++++ Exercise materials

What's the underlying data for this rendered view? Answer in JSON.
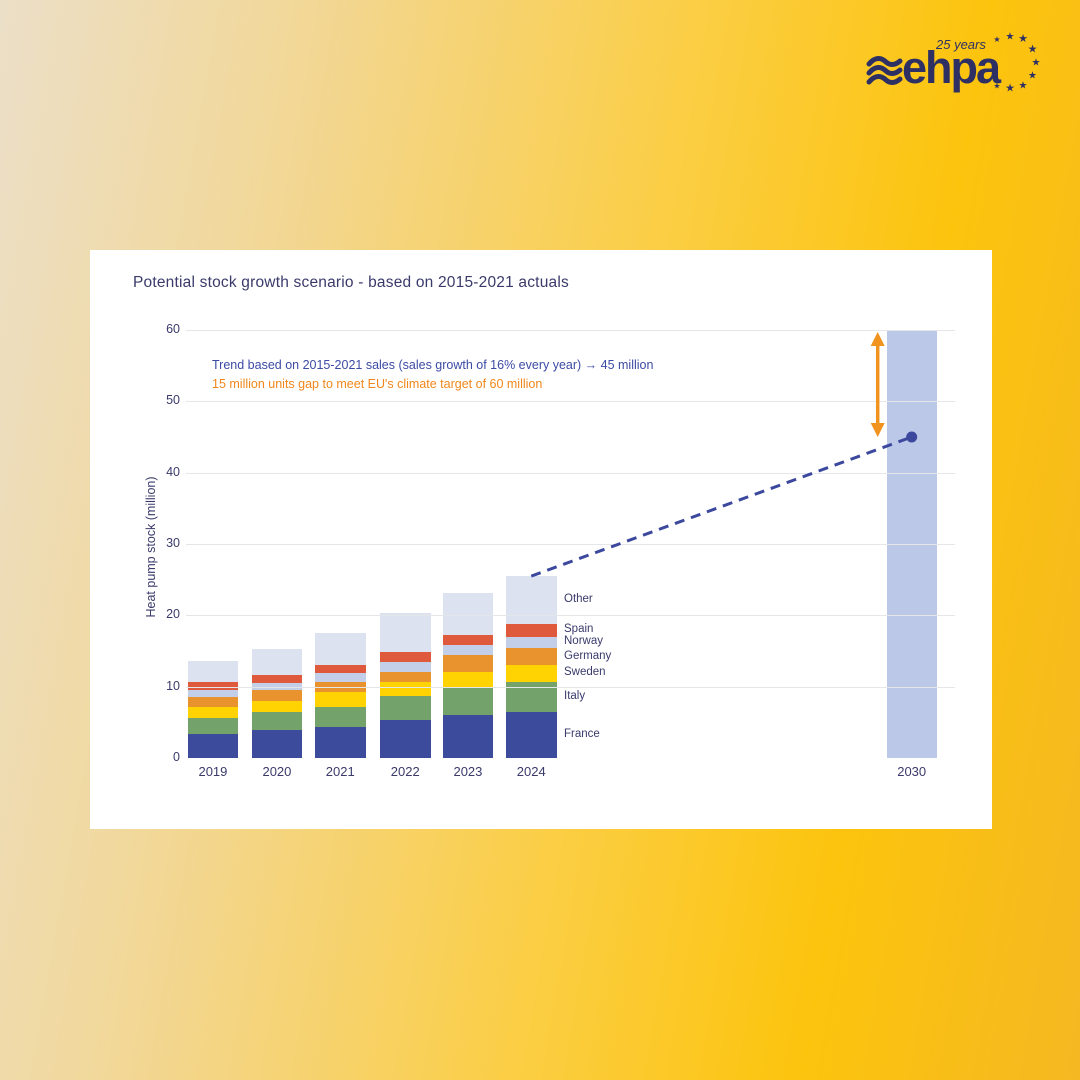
{
  "logo": {
    "brand": "ehpa",
    "tagline": "25 years"
  },
  "chart_data": {
    "type": "bar",
    "stacked": true,
    "title": "Potential stock growth scenario - based on 2015-2021 actuals",
    "xlabel": "",
    "ylabel": "Heat pump stock (million)",
    "ylim": [
      0,
      60
    ],
    "yticks": [
      0,
      10,
      20,
      30,
      40,
      50,
      60
    ],
    "grid": true,
    "legend_position": "right-of-2024-bar",
    "categories": [
      "2019",
      "2020",
      "2021",
      "2022",
      "2023",
      "2024"
    ],
    "series": [
      {
        "name": "France",
        "color": "#3d4b9c",
        "values": [
          3.4,
          3.9,
          4.3,
          5.3,
          6.0,
          6.4
        ]
      },
      {
        "name": "Italy",
        "color": "#74a26b",
        "values": [
          2.2,
          2.5,
          2.9,
          3.4,
          3.8,
          4.3
        ]
      },
      {
        "name": "Sweden",
        "color": "#ffd301",
        "values": [
          1.5,
          1.6,
          2.0,
          1.9,
          2.2,
          2.3
        ]
      },
      {
        "name": "Germany",
        "color": "#e8932e",
        "values": [
          1.4,
          1.5,
          1.4,
          1.5,
          2.4,
          2.4
        ]
      },
      {
        "name": "Norway",
        "color": "#c3cfe8",
        "values": [
          1.1,
          1.0,
          1.3,
          1.4,
          1.4,
          1.6
        ]
      },
      {
        "name": "Spain",
        "color": "#df5a3d",
        "values": [
          1.0,
          1.1,
          1.1,
          1.3,
          1.4,
          1.8
        ]
      },
      {
        "name": "Other",
        "color": "#dce2f0",
        "values": [
          3.0,
          3.7,
          4.5,
          5.5,
          6.0,
          6.7
        ]
      }
    ],
    "totals": [
      13.6,
      15.3,
      17.5,
      20.3,
      23.2,
      25.5
    ],
    "projection": {
      "year": "2030",
      "target_value": 60,
      "bar_color": "#bcc8e8",
      "trend_value": 45,
      "trend_from_value": 25.5,
      "trend_style": "dashed",
      "trend_color": "#3b489e",
      "gap_from": 45,
      "gap_to": 60,
      "gap_arrow_color": "#f0941f"
    },
    "annotations": [
      {
        "text": "Trend based on 2015-2021 sales (sales growth of 16% every year) → 45 million",
        "color": "#3c4ba5"
      },
      {
        "text": "15 million units gap to meet EU's climate target of 60 million",
        "color": "#f0871c"
      }
    ]
  }
}
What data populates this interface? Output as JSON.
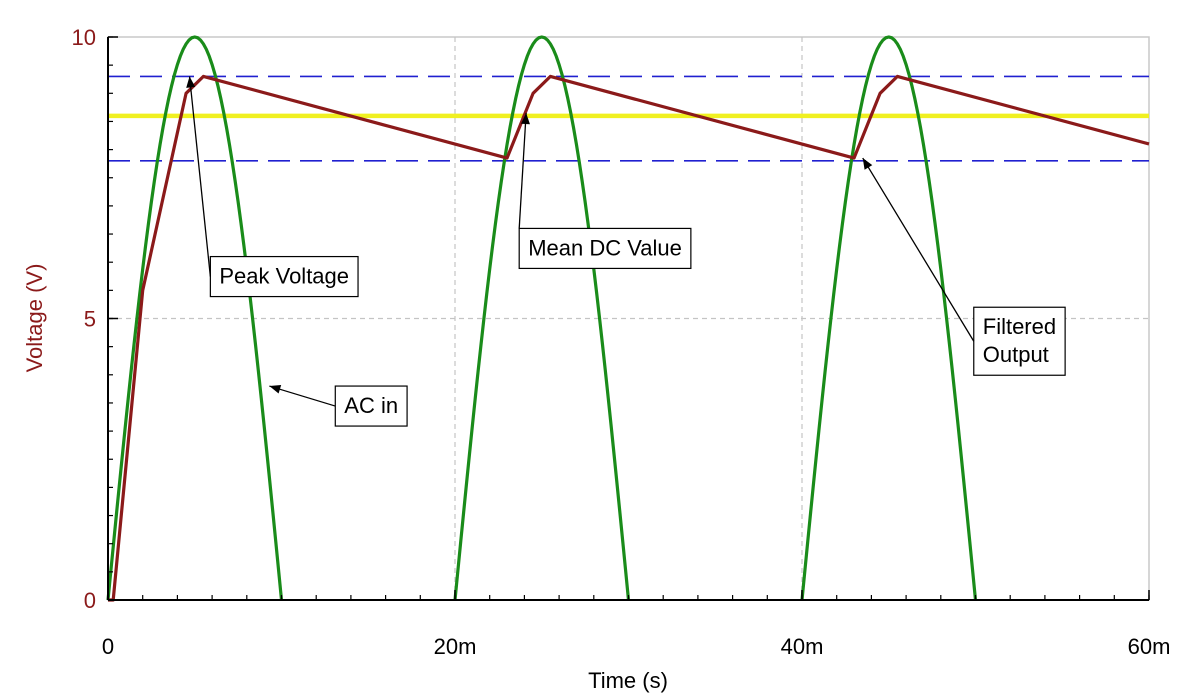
{
  "chart_data": {
    "type": "line",
    "xlabel": "Time (s)",
    "ylabel": "Voltage (V)",
    "xlim": [
      0,
      0.06
    ],
    "ylim": [
      0,
      10
    ],
    "x_ticks": [
      {
        "value": 0,
        "label": "0"
      },
      {
        "value": 0.02,
        "label": "20m"
      },
      {
        "value": 0.04,
        "label": "40m"
      },
      {
        "value": 0.06,
        "label": "60m"
      }
    ],
    "y_ticks": [
      {
        "value": 0,
        "label": "0"
      },
      {
        "value": 5,
        "label": "5"
      },
      {
        "value": 10,
        "label": "10"
      }
    ],
    "grid": true,
    "series": [
      {
        "key": "ac-in",
        "color": "#1a8c1a",
        "peak": 10,
        "period": 0.02,
        "half_cycle": 0.01,
        "x": [
          0,
          0.0025,
          0.005,
          0.0075,
          0.01,
          0.02,
          0.0225,
          0.025,
          0.0275,
          0.03,
          0.04,
          0.0425,
          0.045,
          0.0475,
          0.05
        ],
        "y": [
          0,
          7.07,
          10,
          7.07,
          0,
          0,
          7.07,
          10,
          7.07,
          0,
          0,
          7.07,
          10,
          7.07,
          0
        ]
      },
      {
        "key": "filtered-output",
        "color": "#8b1a1a",
        "x": [
          0,
          0.0003,
          0.002,
          0.0045,
          0.0055,
          0.023,
          0.0245,
          0.0255,
          0.043,
          0.0445,
          0.0455,
          0.06
        ],
        "y": [
          0,
          0,
          5.5,
          9.0,
          9.3,
          7.85,
          9.0,
          9.3,
          7.85,
          9.0,
          9.3,
          8.1
        ]
      }
    ],
    "reference_lines": [
      {
        "key": "upper-ripple",
        "y": 9.3,
        "color": "#2020d0",
        "style": "dashed"
      },
      {
        "key": "lower-ripple",
        "y": 7.8,
        "color": "#2020d0",
        "style": "dashed"
      },
      {
        "key": "mean-dc",
        "y": 8.6,
        "color": "#f0f020",
        "style": "solid"
      }
    ],
    "annotations": [
      {
        "key": "peak-voltage",
        "text": [
          "Peak Voltage"
        ],
        "box_at": [
          0.0059,
          6.1
        ],
        "arrow_to": [
          0.0047,
          9.3
        ]
      },
      {
        "key": "mean-dc-value",
        "text": [
          "Mean DC Value"
        ],
        "box_at": [
          0.0237,
          6.6
        ],
        "arrow_to": [
          0.0241,
          8.65
        ]
      },
      {
        "key": "filtered-output",
        "text": [
          "Filtered",
          "Output"
        ],
        "box_at": [
          0.0499,
          5.2
        ],
        "arrow_to": [
          0.0435,
          7.85
        ]
      },
      {
        "key": "ac-in",
        "text": [
          "AC in"
        ],
        "box_at": [
          0.0131,
          3.8
        ],
        "arrow_to": [
          0.0093,
          3.8
        ]
      }
    ]
  }
}
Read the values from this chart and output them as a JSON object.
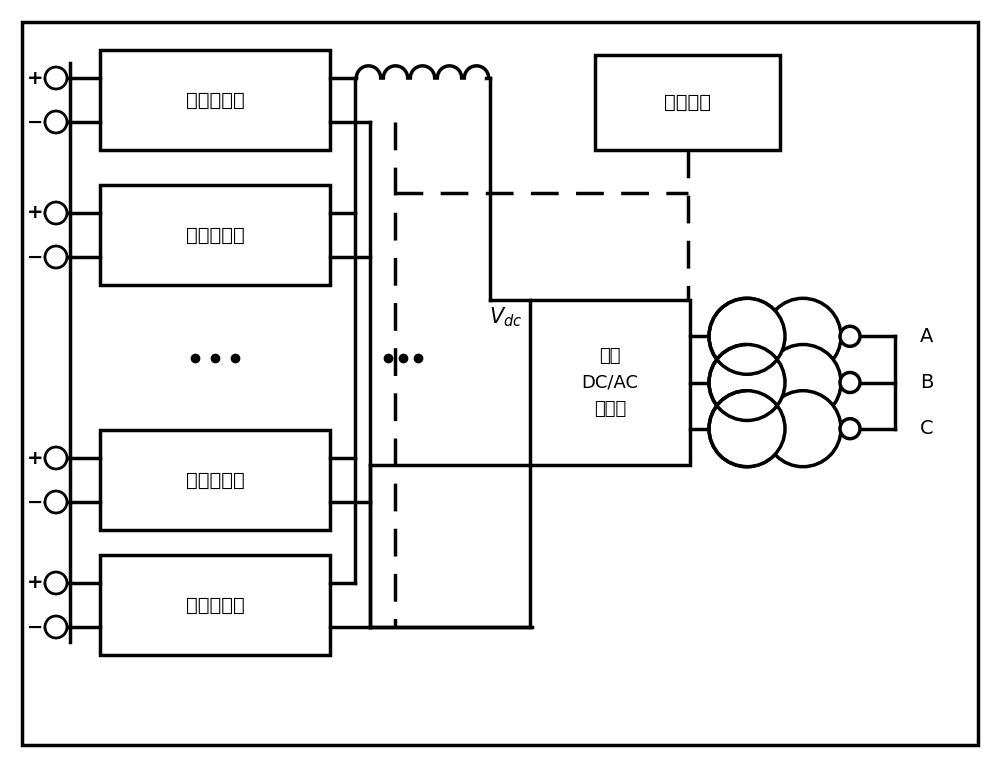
{
  "line_color": "#000000",
  "modules_label": "模组变换器",
  "dc_ac_label": "双向\nDC/AC\n变换器",
  "control_label": "控制系统",
  "phase_labels": [
    "A",
    "B",
    "C"
  ],
  "figw": 10.0,
  "figh": 7.67
}
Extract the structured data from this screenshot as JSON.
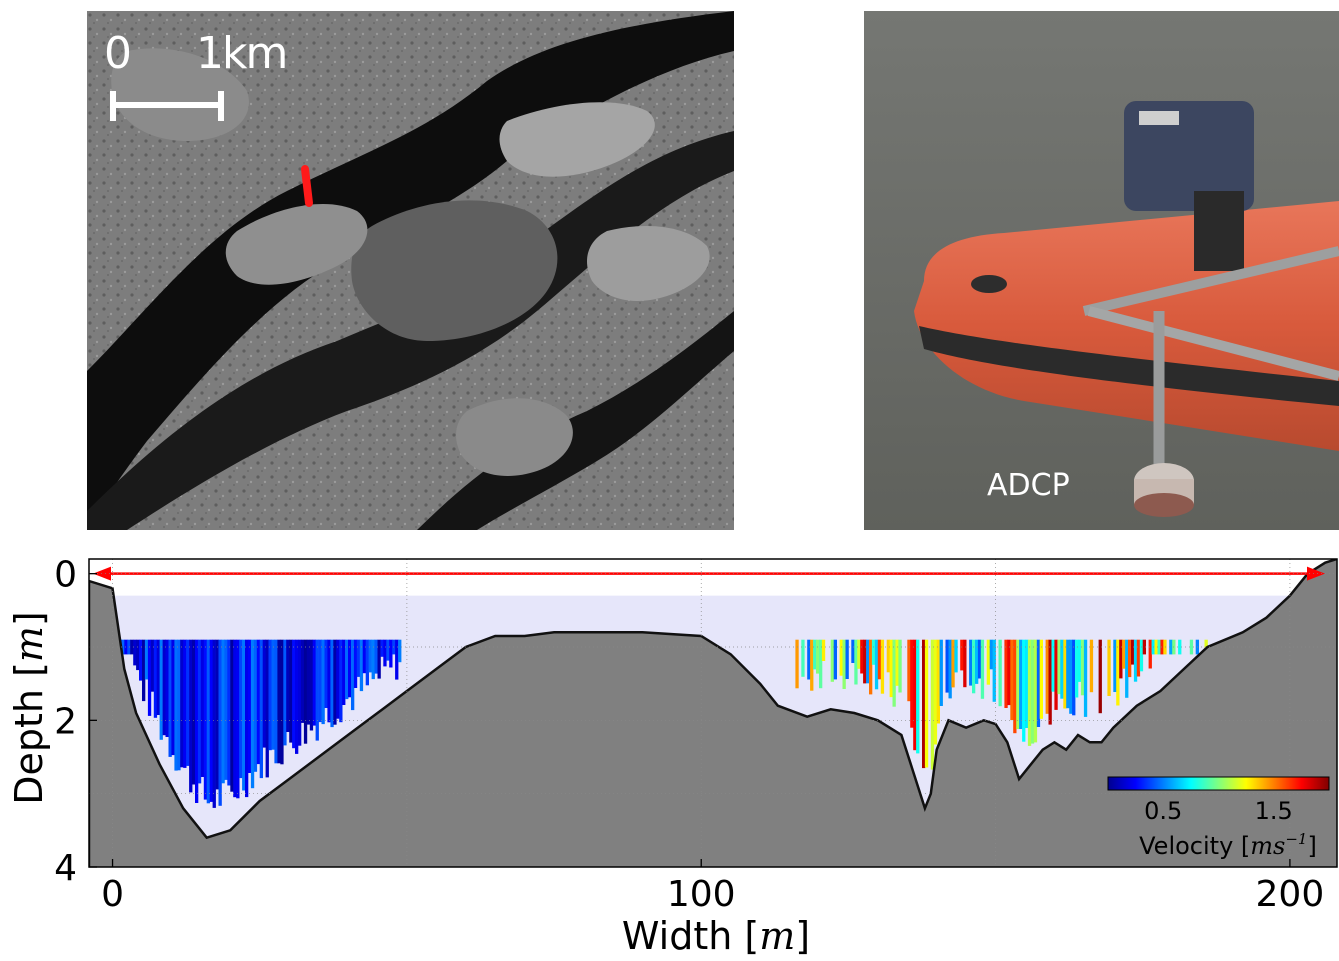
{
  "satellite": {
    "scale_start": "0",
    "scale_end": "1",
    "scale_unit": "km"
  },
  "photo": {
    "label": "ADCP"
  },
  "chart_data": {
    "type": "heatmap",
    "xlabel": "Width",
    "xlabel_unit": "m",
    "ylabel": "Depth",
    "ylabel_unit": "m",
    "xlim": [
      -4,
      208
    ],
    "ylim": [
      4,
      -0.2
    ],
    "x_ticks": [
      0,
      100,
      200
    ],
    "y_ticks": [
      0,
      2,
      4
    ],
    "colorbar": {
      "label": "Velocity",
      "unit": "ms",
      "unit_exponent": "−1",
      "ticks": [
        0.5,
        1.5
      ],
      "range": [
        0,
        2
      ],
      "placement": "bottom-right"
    },
    "water_surface_depth": 0.3,
    "bed_profile": {
      "x": [
        -4,
        0,
        2,
        4,
        8,
        12,
        16,
        20,
        25,
        30,
        35,
        40,
        45,
        50,
        55,
        60,
        65,
        70,
        75,
        80,
        90,
        100,
        105,
        110,
        113,
        118,
        122,
        126,
        130,
        134,
        136,
        138,
        139,
        140,
        142,
        145,
        148,
        150,
        152,
        154,
        156,
        158,
        160,
        162,
        164,
        166,
        168,
        170,
        174,
        178,
        182,
        186,
        192,
        196,
        200,
        203,
        206,
        208
      ],
      "y": [
        0.1,
        0.2,
        1.3,
        1.9,
        2.6,
        3.2,
        3.6,
        3.5,
        3.1,
        2.8,
        2.5,
        2.2,
        1.9,
        1.6,
        1.3,
        1.0,
        0.85,
        0.85,
        0.8,
        0.8,
        0.8,
        0.85,
        1.1,
        1.5,
        1.8,
        1.95,
        1.85,
        1.9,
        2.0,
        2.2,
        2.7,
        3.2,
        3.0,
        2.4,
        2.0,
        2.1,
        2.0,
        2.05,
        2.3,
        2.8,
        2.6,
        2.4,
        2.3,
        2.4,
        2.2,
        2.3,
        2.3,
        2.1,
        1.8,
        1.6,
        1.3,
        1.0,
        0.8,
        0.6,
        0.3,
        0.0,
        -0.15,
        -0.2
      ]
    },
    "width_arrow": {
      "x_from": -4,
      "x_to": 208,
      "depth": 0.0
    },
    "velocity_region_1": {
      "x_range": [
        0,
        49
      ],
      "top_depth": 0.9,
      "velocity_range": [
        0.05,
        0.5
      ]
    },
    "velocity_region_2": {
      "x_range": [
        116,
        186
      ],
      "top_depth": 0.9,
      "velocity_range": [
        0.4,
        1.95
      ]
    }
  }
}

++++++++

* Exercise aim
Pick out each line that holds the string "million".

* Solution for this task
    "ylabel": "Heat pump stock (million)",
        "text": "Trend based on 2015-2021 sales (sales growth of 16% every year) → 45 million",
        "text": "15 million units gap to meet EU's climate target of 60 million",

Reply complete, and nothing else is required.